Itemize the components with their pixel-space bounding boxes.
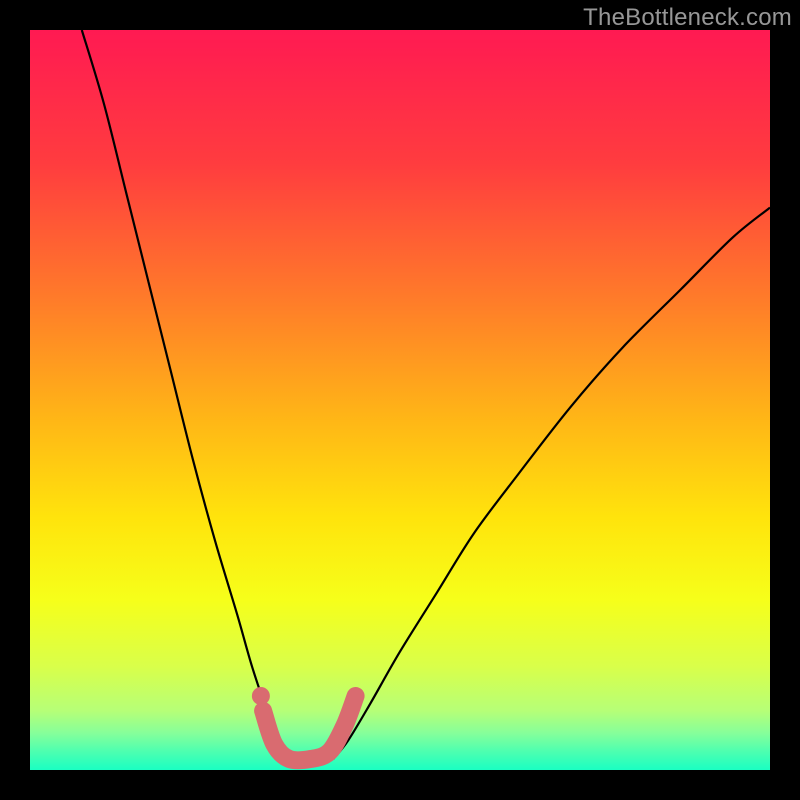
_ _ _
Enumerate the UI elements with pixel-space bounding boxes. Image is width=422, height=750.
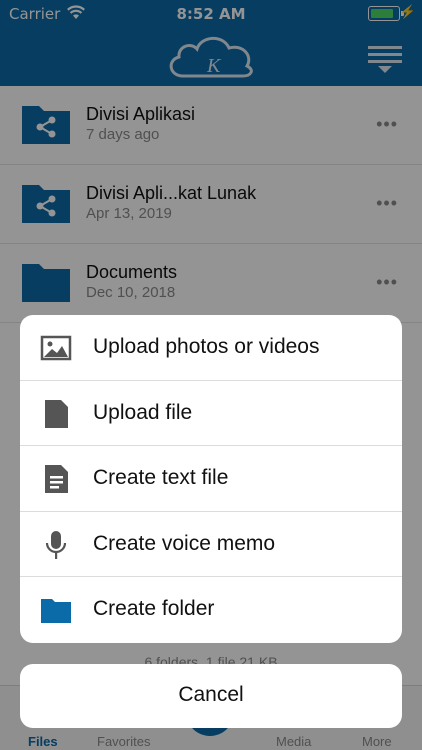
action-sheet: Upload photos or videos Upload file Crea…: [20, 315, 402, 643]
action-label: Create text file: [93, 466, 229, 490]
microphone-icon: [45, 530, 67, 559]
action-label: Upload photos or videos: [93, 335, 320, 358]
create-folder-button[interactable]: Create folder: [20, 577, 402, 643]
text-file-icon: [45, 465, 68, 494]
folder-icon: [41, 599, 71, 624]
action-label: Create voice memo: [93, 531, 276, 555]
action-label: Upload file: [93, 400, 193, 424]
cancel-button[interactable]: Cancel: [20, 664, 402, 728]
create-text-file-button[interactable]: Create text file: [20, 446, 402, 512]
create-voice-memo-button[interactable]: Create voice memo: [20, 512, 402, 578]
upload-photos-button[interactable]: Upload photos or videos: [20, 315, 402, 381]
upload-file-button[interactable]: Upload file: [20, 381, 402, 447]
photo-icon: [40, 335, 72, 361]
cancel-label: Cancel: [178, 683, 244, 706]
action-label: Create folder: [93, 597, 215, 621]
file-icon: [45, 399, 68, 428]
_ _ _
Put the part that opens with the line containing "Enumerate the UI" and closes with the line containing "text-file-icon: [45, 465, 68, 494]" into a two-column CSV with the headers instruction and output, one row per request, with its text and its answer each in a single quoted field and line breaks replaced by spaces. Leave the pictures out.

instruction,output
"Enumerate the UI elements with pixel-space bounding boxes. Image is width=422, height=750.","action-sheet: Upload photos or videos Upload file Crea…: [20, 315, 402, 643] action-label: Create text file: [93, 466, 229, 490] microphone-icon: [45, 530, 67, 559] action-label: Upload photos or videos: [93, 335, 320, 358] create-folder-button[interactable]: Create folder: [20, 577, 402, 643] text-file-icon: [45, 465, 68, 494]"